The entries below should be output exactly as written.

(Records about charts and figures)
-- start --
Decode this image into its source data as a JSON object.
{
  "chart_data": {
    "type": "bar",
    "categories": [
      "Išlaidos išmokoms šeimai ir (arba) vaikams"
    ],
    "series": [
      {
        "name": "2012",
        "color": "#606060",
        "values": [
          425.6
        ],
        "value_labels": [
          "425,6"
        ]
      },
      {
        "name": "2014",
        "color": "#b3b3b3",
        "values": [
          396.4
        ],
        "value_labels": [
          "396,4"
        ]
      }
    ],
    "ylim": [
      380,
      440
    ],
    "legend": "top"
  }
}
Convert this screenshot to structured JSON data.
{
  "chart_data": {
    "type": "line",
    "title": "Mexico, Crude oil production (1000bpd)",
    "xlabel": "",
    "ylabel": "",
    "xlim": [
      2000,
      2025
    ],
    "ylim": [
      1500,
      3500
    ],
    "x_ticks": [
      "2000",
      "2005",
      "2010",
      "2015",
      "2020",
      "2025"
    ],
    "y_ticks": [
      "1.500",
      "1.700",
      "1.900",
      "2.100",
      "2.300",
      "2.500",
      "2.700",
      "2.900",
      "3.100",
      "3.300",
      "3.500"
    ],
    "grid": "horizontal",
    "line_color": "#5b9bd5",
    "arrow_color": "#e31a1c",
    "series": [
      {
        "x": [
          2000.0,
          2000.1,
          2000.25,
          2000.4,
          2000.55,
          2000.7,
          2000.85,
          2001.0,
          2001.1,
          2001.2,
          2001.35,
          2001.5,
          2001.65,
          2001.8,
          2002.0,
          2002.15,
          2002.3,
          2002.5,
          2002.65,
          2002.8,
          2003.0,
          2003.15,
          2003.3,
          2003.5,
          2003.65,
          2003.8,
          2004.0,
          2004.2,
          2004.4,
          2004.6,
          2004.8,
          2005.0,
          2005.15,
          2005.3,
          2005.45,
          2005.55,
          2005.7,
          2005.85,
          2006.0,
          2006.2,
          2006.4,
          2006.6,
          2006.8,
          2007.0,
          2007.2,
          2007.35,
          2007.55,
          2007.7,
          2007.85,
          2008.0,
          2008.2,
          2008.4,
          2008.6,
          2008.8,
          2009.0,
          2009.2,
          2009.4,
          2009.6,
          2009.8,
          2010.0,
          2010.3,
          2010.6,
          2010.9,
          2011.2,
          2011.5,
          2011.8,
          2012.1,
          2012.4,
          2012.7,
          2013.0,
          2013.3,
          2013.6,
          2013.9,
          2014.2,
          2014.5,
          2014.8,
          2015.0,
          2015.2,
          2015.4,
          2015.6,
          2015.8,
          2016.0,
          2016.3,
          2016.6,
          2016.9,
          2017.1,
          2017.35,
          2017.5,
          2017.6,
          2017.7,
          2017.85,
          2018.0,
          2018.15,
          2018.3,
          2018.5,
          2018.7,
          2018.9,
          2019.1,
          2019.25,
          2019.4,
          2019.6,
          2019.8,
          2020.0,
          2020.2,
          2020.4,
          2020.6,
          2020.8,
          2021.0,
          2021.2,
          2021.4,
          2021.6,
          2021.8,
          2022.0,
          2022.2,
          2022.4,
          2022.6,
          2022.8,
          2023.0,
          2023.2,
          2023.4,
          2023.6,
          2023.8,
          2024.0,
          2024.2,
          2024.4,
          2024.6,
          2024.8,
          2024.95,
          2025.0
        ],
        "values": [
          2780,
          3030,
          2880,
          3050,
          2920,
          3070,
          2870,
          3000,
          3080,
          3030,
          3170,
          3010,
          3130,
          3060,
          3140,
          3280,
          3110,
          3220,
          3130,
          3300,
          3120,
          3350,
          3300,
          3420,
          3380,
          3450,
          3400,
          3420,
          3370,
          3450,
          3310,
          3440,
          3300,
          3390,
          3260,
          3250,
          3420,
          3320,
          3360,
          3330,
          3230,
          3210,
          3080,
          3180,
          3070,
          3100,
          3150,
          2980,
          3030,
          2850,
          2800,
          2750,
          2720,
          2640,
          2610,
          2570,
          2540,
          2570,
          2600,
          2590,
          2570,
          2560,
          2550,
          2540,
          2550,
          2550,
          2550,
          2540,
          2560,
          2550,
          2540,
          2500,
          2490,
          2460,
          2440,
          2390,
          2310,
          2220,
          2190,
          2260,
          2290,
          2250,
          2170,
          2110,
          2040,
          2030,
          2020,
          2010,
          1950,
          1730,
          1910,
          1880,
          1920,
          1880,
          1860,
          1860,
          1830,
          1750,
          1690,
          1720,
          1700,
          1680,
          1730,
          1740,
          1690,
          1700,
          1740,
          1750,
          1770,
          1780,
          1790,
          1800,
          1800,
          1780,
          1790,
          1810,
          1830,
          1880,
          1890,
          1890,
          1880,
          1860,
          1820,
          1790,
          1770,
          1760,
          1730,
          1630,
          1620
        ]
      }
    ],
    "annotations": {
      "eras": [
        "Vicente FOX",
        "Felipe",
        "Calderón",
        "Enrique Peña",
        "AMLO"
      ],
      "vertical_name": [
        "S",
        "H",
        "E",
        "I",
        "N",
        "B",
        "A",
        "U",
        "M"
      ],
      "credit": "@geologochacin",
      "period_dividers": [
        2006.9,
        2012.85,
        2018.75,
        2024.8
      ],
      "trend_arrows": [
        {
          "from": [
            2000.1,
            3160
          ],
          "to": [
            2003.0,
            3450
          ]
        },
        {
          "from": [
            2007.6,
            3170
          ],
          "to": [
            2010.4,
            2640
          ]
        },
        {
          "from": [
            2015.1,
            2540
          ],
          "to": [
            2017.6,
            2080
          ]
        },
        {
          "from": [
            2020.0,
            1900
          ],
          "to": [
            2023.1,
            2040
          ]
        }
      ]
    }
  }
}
-- end --
WORKED SOLUTION:
Decode this image into its source data as a JSON object.
{
  "chart_data": {
    "type": "bar",
    "categories": [
      "Išlaidos išmokoms šeimai ir (arba) vaikams"
    ],
    "series": [
      {
        "name": "2012",
        "color": "#606060",
        "values": [
          425.6
        ],
        "value_labels": [
          "425,6"
        ]
      },
      {
        "name": "2014",
        "color": "#b3b3b3",
        "values": [
          396.4
        ],
        "value_labels": [
          "396,4"
        ]
      }
    ],
    "ylim": [
      380,
      440
    ],
    "legend": "top"
  }
}
Convert this screenshot to structured JSON data.
{
  "chart_data": {
    "type": "line",
    "title": "Mexico, Crude oil production (1000bpd)",
    "xlabel": "",
    "ylabel": "",
    "xlim": [
      2000,
      2025
    ],
    "ylim": [
      1500,
      3500
    ],
    "x_ticks": [
      "2000",
      "2005",
      "2010",
      "2015",
      "2020",
      "2025"
    ],
    "y_ticks": [
      "1.500",
      "1.700",
      "1.900",
      "2.100",
      "2.300",
      "2.500",
      "2.700",
      "2.900",
      "3.100",
      "3.300",
      "3.500"
    ],
    "grid": "horizontal",
    "line_color": "#5b9bd5",
    "arrow_color": "#e31a1c",
    "series": [
      {
        "x": [
          2000.0,
          2000.1,
          2000.25,
          2000.4,
          2000.55,
          2000.7,
          2000.85,
          2001.0,
          2001.1,
          2001.2,
          2001.35,
          2001.5,
          2001.65,
          2001.8,
          2002.0,
          2002.15,
          2002.3,
          2002.5,
          2002.65,
          2002.8,
          2003.0,
          2003.15,
          2003.3,
          2003.5,
          2003.65,
          2003.8,
          2004.0,
          2004.2,
          2004.4,
          2004.6,
          2004.8,
          2005.0,
          2005.15,
          2005.3,
          2005.45,
          2005.55,
          2005.7,
          2005.85,
          2006.0,
          2006.2,
          2006.4,
          2006.6,
          2006.8,
          2007.0,
          2007.2,
          2007.35,
          2007.55,
          2007.7,
          2007.85,
          2008.0,
          2008.2,
          2008.4,
          2008.6,
          2008.8,
          2009.0,
          2009.2,
          2009.4,
          2009.6,
          2009.8,
          2010.0,
          2010.3,
          2010.6,
          2010.9,
          2011.2,
          2011.5,
          2011.8,
          2012.1,
          2012.4,
          2012.7,
          2013.0,
          2013.3,
          2013.6,
          2013.9,
          2014.2,
          2014.5,
          2014.8,
          2015.0,
          2015.2,
          2015.4,
          2015.6,
          2015.8,
          2016.0,
          2016.3,
          2016.6,
          2016.9,
          2017.1,
          2017.35,
          2017.5,
          2017.6,
          2017.7,
          2017.85,
          2018.0,
          2018.15,
          2018.3,
          2018.5,
          2018.7,
          2018.9,
          2019.1,
          2019.25,
          2019.4,
          2019.6,
          2019.8,
          2020.0,
          2020.2,
          2020.4,
          2020.6,
          2020.8,
          2021.0,
          2021.2,
          2021.4,
          2021.6,
          2021.8,
          2022.0,
          2022.2,
          2022.4,
          2022.6,
          2022.8,
          2023.0,
          2023.2,
          2023.4,
          2023.6,
          2023.8,
          2024.0,
          2024.2,
          2024.4,
          2024.6,
          2024.8,
          2024.95,
          2025.0
        ],
        "values": [
          2780,
          3030,
          2880,
          3050,
          2920,
          3070,
          2870,
          3000,
          3080,
          3030,
          3170,
          3010,
          3130,
          3060,
          3140,
          3280,
          3110,
          3220,
          3130,
          3300,
          3120,
          3350,
          3300,
          3420,
          3380,
          3450,
          3400,
          3420,
          3370,
          3450,
          3310,
          3440,
          3300,
          3390,
          3260,
          3250,
          3420,
          3320,
          3360,
          3330,
          3230,
          3210,
          3080,
          3180,
          3070,
          3100,
          3150,
          2980,
          3030,
          2850,
          2800,
          2750,
          2720,
          2640,
          2610,
          2570,
          2540,
          2570,
          2600,
          2590,
          2570,
          2560,
          2550,
          2540,
          2550,
          2550,
          2550,
          2540,
          2560,
          2550,
          2540,
          2500,
          2490,
          2460,
          2440,
          2390,
          2310,
          2220,
          2190,
          2260,
          2290,
          2250,
          2170,
          2110,
          2040,
          2030,
          2020,
          2010,
          1950,
          1730,
          1910,
          1880,
          1920,
          1880,
          1860,
          1860,
          1830,
          1750,
          1690,
          1720,
          1700,
          1680,
          1730,
          1740,
          1690,
          1700,
          1740,
          1750,
          1770,
          1780,
          1790,
          1800,
          1800,
          1780,
          1790,
          1810,
          1830,
          1880,
          1890,
          1890,
          1880,
          1860,
          1820,
          1790,
          1770,
          1760,
          1730,
          1630,
          1620
        ]
      }
    ],
    "annotations": {
      "eras": [
        "Vicente FOX",
        "Felipe",
        "Calderón",
        "Enrique Peña",
        "AMLO"
      ],
      "vertical_name": [
        "S",
        "H",
        "E",
        "I",
        "N",
        "B",
        "A",
        "U",
        "M"
      ],
      "credit": "@geologochacin",
      "period_dividers": [
        2006.9,
        2012.85,
        2018.75,
        2024.8
      ],
      "trend_arrows": [
        {
          "from": [
            2000.1,
            3160
          ],
          "to": [
            2003.0,
            3450
          ]
        },
        {
          "from": [
            2007.6,
            3170
          ],
          "to": [
            2010.4,
            2640
          ]
        },
        {
          "from": [
            2015.1,
            2540
          ],
          "to": [
            2017.6,
            2080
          ]
        },
        {
          "from": [
            2020.0,
            1900
          ],
          "to": [
            2023.1,
            2040
          ]
        }
      ]
    }
  }
}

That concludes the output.